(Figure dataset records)
## BEGIN
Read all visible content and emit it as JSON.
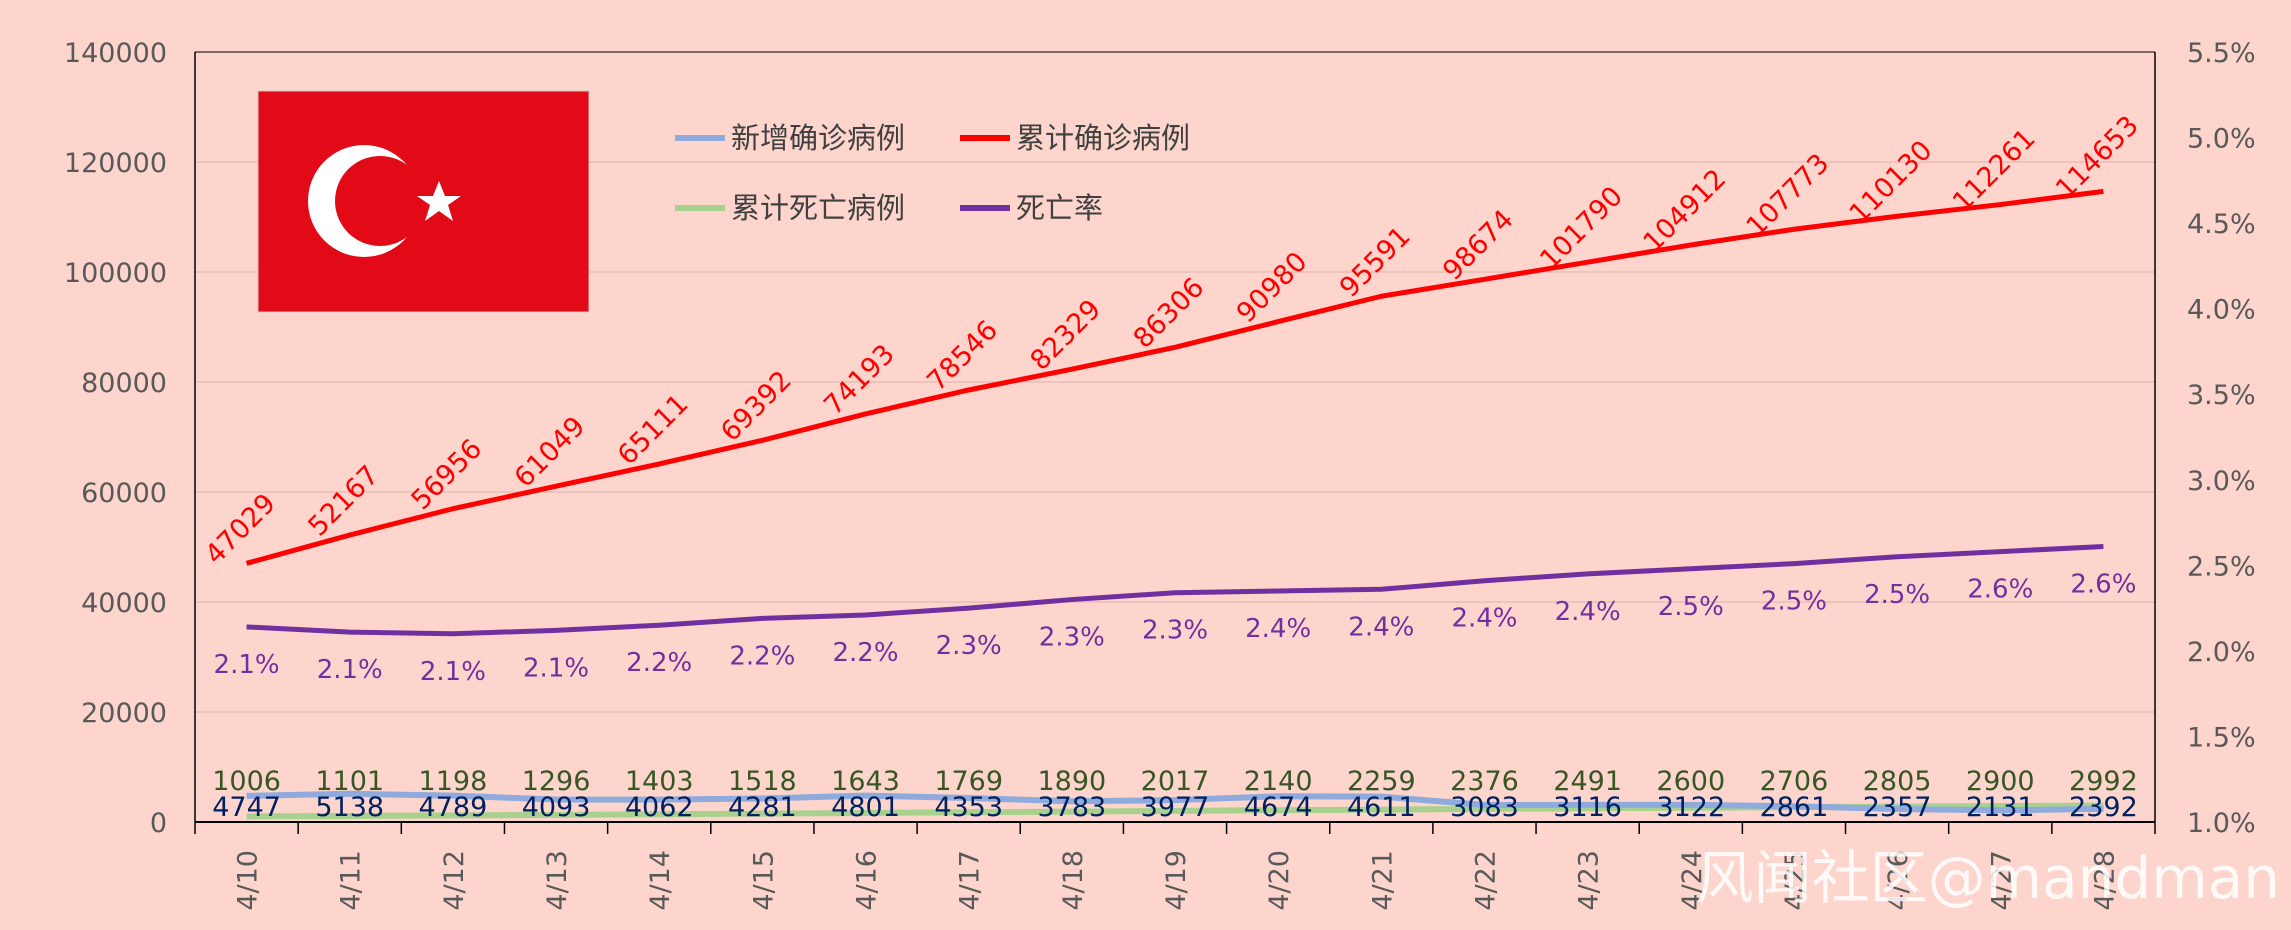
{
  "colors": {
    "background": "#FDD5CD",
    "new_cases": "#8FAADC",
    "cum_cases": "#FF0000",
    "cum_deaths": "#A9D18E",
    "death_rate": "#7030A0",
    "death_label": "#375623",
    "new_label": "#002060",
    "flag_red": "#E30A17"
  },
  "watermark": "风闻社区@mandman",
  "legend": {
    "items": [
      {
        "label": "新增确诊病例",
        "color": "#8FAADC"
      },
      {
        "label": "累计确诊病例",
        "color": "#FF0000"
      },
      {
        "label": "累计死亡病例",
        "color": "#A9D18E"
      },
      {
        "label": "死亡率",
        "color": "#7030A0"
      }
    ]
  },
  "chart_data": {
    "type": "line",
    "categories": [
      "4/10",
      "4/11",
      "4/12",
      "4/13",
      "4/14",
      "4/15",
      "4/16",
      "4/17",
      "4/18",
      "4/19",
      "4/20",
      "4/21",
      "4/22",
      "4/23",
      "4/24",
      "4/25",
      "4/26",
      "4/27",
      "4/28"
    ],
    "y_left": {
      "min": 0,
      "max": 140000,
      "ticks": [
        "0",
        "20000",
        "40000",
        "60000",
        "80000",
        "100000",
        "120000",
        "140000"
      ]
    },
    "y_right": {
      "min": 1.0,
      "max": 5.5,
      "ticks": [
        "1.0%",
        "1.5%",
        "2.0%",
        "2.5%",
        "3.0%",
        "3.5%",
        "4.0%",
        "4.5%",
        "5.0%",
        "5.5%"
      ]
    },
    "grid": true,
    "series": [
      {
        "name": "新增确诊病例",
        "axis": "left",
        "values": [
          4747,
          5138,
          4789,
          4093,
          4062,
          4281,
          4801,
          4353,
          3783,
          3977,
          4674,
          4611,
          3083,
          3116,
          3122,
          2861,
          2357,
          2131,
          2392
        ]
      },
      {
        "name": "累计确诊病例",
        "axis": "left",
        "values": [
          47029,
          52167,
          56956,
          61049,
          65111,
          69392,
          74193,
          78546,
          82329,
          86306,
          90980,
          95591,
          98674,
          101790,
          104912,
          107773,
          110130,
          112261,
          114653
        ]
      },
      {
        "name": "累计死亡病例",
        "axis": "left",
        "values": [
          1006,
          1101,
          1198,
          1296,
          1403,
          1518,
          1643,
          1769,
          1890,
          2017,
          2140,
          2259,
          2376,
          2491,
          2600,
          2706,
          2805,
          2900,
          2992
        ]
      },
      {
        "name": "死亡率",
        "axis": "right",
        "values": [
          2.14,
          2.11,
          2.1,
          2.12,
          2.15,
          2.19,
          2.21,
          2.25,
          2.3,
          2.34,
          2.35,
          2.36,
          2.41,
          2.45,
          2.48,
          2.51,
          2.55,
          2.58,
          2.61
        ],
        "labels": [
          "2.1%",
          "2.1%",
          "2.1%",
          "2.1%",
          "2.2%",
          "2.2%",
          "2.2%",
          "2.3%",
          "2.3%",
          "2.3%",
          "2.4%",
          "2.4%",
          "2.4%",
          "2.4%",
          "2.5%",
          "2.5%",
          "2.5%",
          "2.6%",
          "2.6%"
        ]
      }
    ]
  }
}
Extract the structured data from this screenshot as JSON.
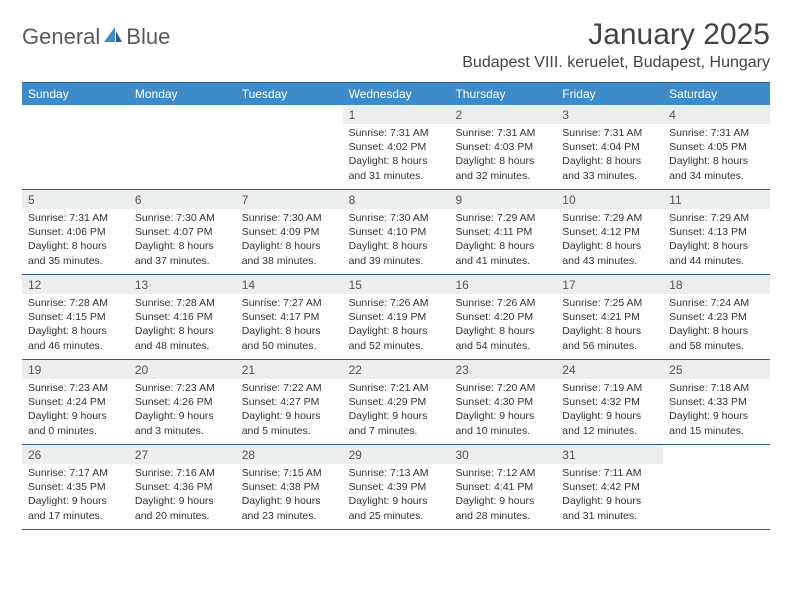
{
  "logo": {
    "text1": "General",
    "text2": "Blue",
    "accent_color": "#3d8bc9"
  },
  "title": "January 2025",
  "location": "Budapest VIII. keruelet, Budapest, Hungary",
  "colors": {
    "header_bg": "#3d8bc9",
    "header_text": "#ffffff",
    "border": "#2a5d8a",
    "daynum_bg": "#eceded",
    "body_text": "#333333"
  },
  "weekdays": [
    "Sunday",
    "Monday",
    "Tuesday",
    "Wednesday",
    "Thursday",
    "Friday",
    "Saturday"
  ],
  "weeks": [
    [
      null,
      null,
      null,
      {
        "n": "1",
        "sr": "Sunrise: 7:31 AM",
        "ss": "Sunset: 4:02 PM",
        "d1": "Daylight: 8 hours",
        "d2": "and 31 minutes."
      },
      {
        "n": "2",
        "sr": "Sunrise: 7:31 AM",
        "ss": "Sunset: 4:03 PM",
        "d1": "Daylight: 8 hours",
        "d2": "and 32 minutes."
      },
      {
        "n": "3",
        "sr": "Sunrise: 7:31 AM",
        "ss": "Sunset: 4:04 PM",
        "d1": "Daylight: 8 hours",
        "d2": "and 33 minutes."
      },
      {
        "n": "4",
        "sr": "Sunrise: 7:31 AM",
        "ss": "Sunset: 4:05 PM",
        "d1": "Daylight: 8 hours",
        "d2": "and 34 minutes."
      }
    ],
    [
      {
        "n": "5",
        "sr": "Sunrise: 7:31 AM",
        "ss": "Sunset: 4:06 PM",
        "d1": "Daylight: 8 hours",
        "d2": "and 35 minutes."
      },
      {
        "n": "6",
        "sr": "Sunrise: 7:30 AM",
        "ss": "Sunset: 4:07 PM",
        "d1": "Daylight: 8 hours",
        "d2": "and 37 minutes."
      },
      {
        "n": "7",
        "sr": "Sunrise: 7:30 AM",
        "ss": "Sunset: 4:09 PM",
        "d1": "Daylight: 8 hours",
        "d2": "and 38 minutes."
      },
      {
        "n": "8",
        "sr": "Sunrise: 7:30 AM",
        "ss": "Sunset: 4:10 PM",
        "d1": "Daylight: 8 hours",
        "d2": "and 39 minutes."
      },
      {
        "n": "9",
        "sr": "Sunrise: 7:29 AM",
        "ss": "Sunset: 4:11 PM",
        "d1": "Daylight: 8 hours",
        "d2": "and 41 minutes."
      },
      {
        "n": "10",
        "sr": "Sunrise: 7:29 AM",
        "ss": "Sunset: 4:12 PM",
        "d1": "Daylight: 8 hours",
        "d2": "and 43 minutes."
      },
      {
        "n": "11",
        "sr": "Sunrise: 7:29 AM",
        "ss": "Sunset: 4:13 PM",
        "d1": "Daylight: 8 hours",
        "d2": "and 44 minutes."
      }
    ],
    [
      {
        "n": "12",
        "sr": "Sunrise: 7:28 AM",
        "ss": "Sunset: 4:15 PM",
        "d1": "Daylight: 8 hours",
        "d2": "and 46 minutes."
      },
      {
        "n": "13",
        "sr": "Sunrise: 7:28 AM",
        "ss": "Sunset: 4:16 PM",
        "d1": "Daylight: 8 hours",
        "d2": "and 48 minutes."
      },
      {
        "n": "14",
        "sr": "Sunrise: 7:27 AM",
        "ss": "Sunset: 4:17 PM",
        "d1": "Daylight: 8 hours",
        "d2": "and 50 minutes."
      },
      {
        "n": "15",
        "sr": "Sunrise: 7:26 AM",
        "ss": "Sunset: 4:19 PM",
        "d1": "Daylight: 8 hours",
        "d2": "and 52 minutes."
      },
      {
        "n": "16",
        "sr": "Sunrise: 7:26 AM",
        "ss": "Sunset: 4:20 PM",
        "d1": "Daylight: 8 hours",
        "d2": "and 54 minutes."
      },
      {
        "n": "17",
        "sr": "Sunrise: 7:25 AM",
        "ss": "Sunset: 4:21 PM",
        "d1": "Daylight: 8 hours",
        "d2": "and 56 minutes."
      },
      {
        "n": "18",
        "sr": "Sunrise: 7:24 AM",
        "ss": "Sunset: 4:23 PM",
        "d1": "Daylight: 8 hours",
        "d2": "and 58 minutes."
      }
    ],
    [
      {
        "n": "19",
        "sr": "Sunrise: 7:23 AM",
        "ss": "Sunset: 4:24 PM",
        "d1": "Daylight: 9 hours",
        "d2": "and 0 minutes."
      },
      {
        "n": "20",
        "sr": "Sunrise: 7:23 AM",
        "ss": "Sunset: 4:26 PM",
        "d1": "Daylight: 9 hours",
        "d2": "and 3 minutes."
      },
      {
        "n": "21",
        "sr": "Sunrise: 7:22 AM",
        "ss": "Sunset: 4:27 PM",
        "d1": "Daylight: 9 hours",
        "d2": "and 5 minutes."
      },
      {
        "n": "22",
        "sr": "Sunrise: 7:21 AM",
        "ss": "Sunset: 4:29 PM",
        "d1": "Daylight: 9 hours",
        "d2": "and 7 minutes."
      },
      {
        "n": "23",
        "sr": "Sunrise: 7:20 AM",
        "ss": "Sunset: 4:30 PM",
        "d1": "Daylight: 9 hours",
        "d2": "and 10 minutes."
      },
      {
        "n": "24",
        "sr": "Sunrise: 7:19 AM",
        "ss": "Sunset: 4:32 PM",
        "d1": "Daylight: 9 hours",
        "d2": "and 12 minutes."
      },
      {
        "n": "25",
        "sr": "Sunrise: 7:18 AM",
        "ss": "Sunset: 4:33 PM",
        "d1": "Daylight: 9 hours",
        "d2": "and 15 minutes."
      }
    ],
    [
      {
        "n": "26",
        "sr": "Sunrise: 7:17 AM",
        "ss": "Sunset: 4:35 PM",
        "d1": "Daylight: 9 hours",
        "d2": "and 17 minutes."
      },
      {
        "n": "27",
        "sr": "Sunrise: 7:16 AM",
        "ss": "Sunset: 4:36 PM",
        "d1": "Daylight: 9 hours",
        "d2": "and 20 minutes."
      },
      {
        "n": "28",
        "sr": "Sunrise: 7:15 AM",
        "ss": "Sunset: 4:38 PM",
        "d1": "Daylight: 9 hours",
        "d2": "and 23 minutes."
      },
      {
        "n": "29",
        "sr": "Sunrise: 7:13 AM",
        "ss": "Sunset: 4:39 PM",
        "d1": "Daylight: 9 hours",
        "d2": "and 25 minutes."
      },
      {
        "n": "30",
        "sr": "Sunrise: 7:12 AM",
        "ss": "Sunset: 4:41 PM",
        "d1": "Daylight: 9 hours",
        "d2": "and 28 minutes."
      },
      {
        "n": "31",
        "sr": "Sunrise: 7:11 AM",
        "ss": "Sunset: 4:42 PM",
        "d1": "Daylight: 9 hours",
        "d2": "and 31 minutes."
      },
      null
    ]
  ]
}
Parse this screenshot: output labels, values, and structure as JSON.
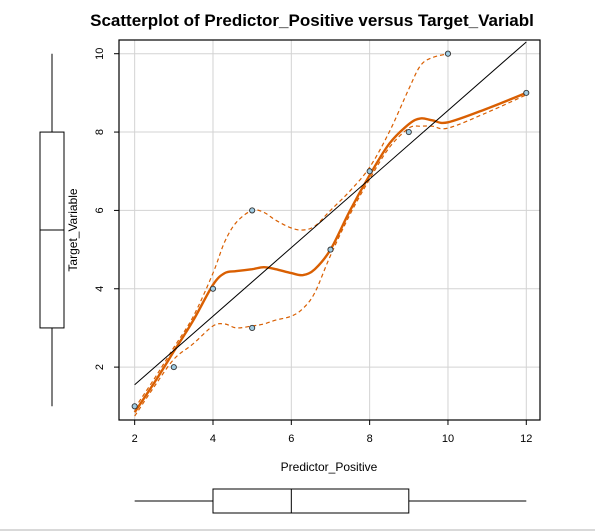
{
  "chart_data": {
    "type": "scatter",
    "title": "Scatterplot of Predictor_Positive versus Target_Variabl",
    "xlabel": "Predictor_Positive",
    "ylabel": "Target_Variable",
    "xlim": [
      1.6,
      12.35
    ],
    "ylim": [
      0.65,
      10.35
    ],
    "x_ticks": [
      2,
      4,
      6,
      8,
      10,
      12
    ],
    "y_ticks": [
      2,
      4,
      6,
      8,
      10
    ],
    "grid": true,
    "points": [
      {
        "x": 2,
        "y": 1
      },
      {
        "x": 3,
        "y": 2
      },
      {
        "x": 4,
        "y": 4
      },
      {
        "x": 5,
        "y": 6
      },
      {
        "x": 5,
        "y": 3
      },
      {
        "x": 7,
        "y": 5
      },
      {
        "x": 8,
        "y": 7
      },
      {
        "x": 9,
        "y": 8
      },
      {
        "x": 10,
        "y": 10
      },
      {
        "x": 12,
        "y": 9
      }
    ],
    "regression_line": {
      "x": [
        2,
        12
      ],
      "y": [
        1.55,
        10.3
      ]
    },
    "smooth": {
      "x": [
        2,
        2.5,
        3,
        3.5,
        4,
        4.3,
        4.6,
        5,
        5.3,
        5.6,
        6,
        6.3,
        6.6,
        7,
        7.5,
        8,
        8.5,
        9,
        9.3,
        9.6,
        10,
        11,
        12
      ],
      "y": [
        0.85,
        1.6,
        2.4,
        3.2,
        4.1,
        4.4,
        4.45,
        4.5,
        4.55,
        4.5,
        4.4,
        4.35,
        4.5,
        5.0,
        6.0,
        6.9,
        7.7,
        8.2,
        8.35,
        8.3,
        8.25,
        8.6,
        9.0
      ]
    },
    "upper_band": {
      "x": [
        2,
        2.5,
        3,
        3.5,
        4,
        4.3,
        4.6,
        5,
        5.3,
        5.6,
        6,
        6.3,
        6.6,
        7,
        7.5,
        8,
        8.5,
        9,
        9.3,
        9.6,
        10,
        11,
        12
      ],
      "y": [
        0.95,
        1.7,
        2.5,
        3.3,
        4.4,
        5.2,
        5.7,
        6.0,
        5.95,
        5.75,
        5.55,
        5.5,
        5.6,
        6.0,
        6.5,
        7.1,
        8.0,
        9.1,
        9.7,
        9.9,
        10.0,
        null,
        null
      ]
    },
    "lower_band": {
      "x": [
        2,
        2.5,
        3,
        3.5,
        4,
        4.3,
        4.6,
        5,
        5.3,
        5.6,
        6,
        6.3,
        6.6,
        7,
        7.5,
        8,
        8.5,
        9,
        9.3,
        9.6,
        10,
        11,
        12
      ],
      "y": [
        0.75,
        1.5,
        2.2,
        2.6,
        3.05,
        3.1,
        3.0,
        3.05,
        3.1,
        3.2,
        3.3,
        3.5,
        3.9,
        4.85,
        5.9,
        6.8,
        7.6,
        8.1,
        8.15,
        8.15,
        8.1,
        8.5,
        8.95
      ]
    },
    "x_boxplot": {
      "whisker_low": 2,
      "q1": 4,
      "median": 6,
      "q3": 9,
      "whisker_high": 12
    },
    "y_boxplot": {
      "whisker_low": 1,
      "q1": 3,
      "median": 5.5,
      "q3": 8,
      "whisker_high": 10
    },
    "colors": {
      "smooth": "#d95f02",
      "points_fill": "#9ecae1",
      "points_edge": "#333333",
      "regression": "#000000",
      "grid": "#d3d3d3"
    }
  }
}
## END
Tell how many lines of the data above hold the string "screenshot". Give only the number.

** TASK SOLUTION **
2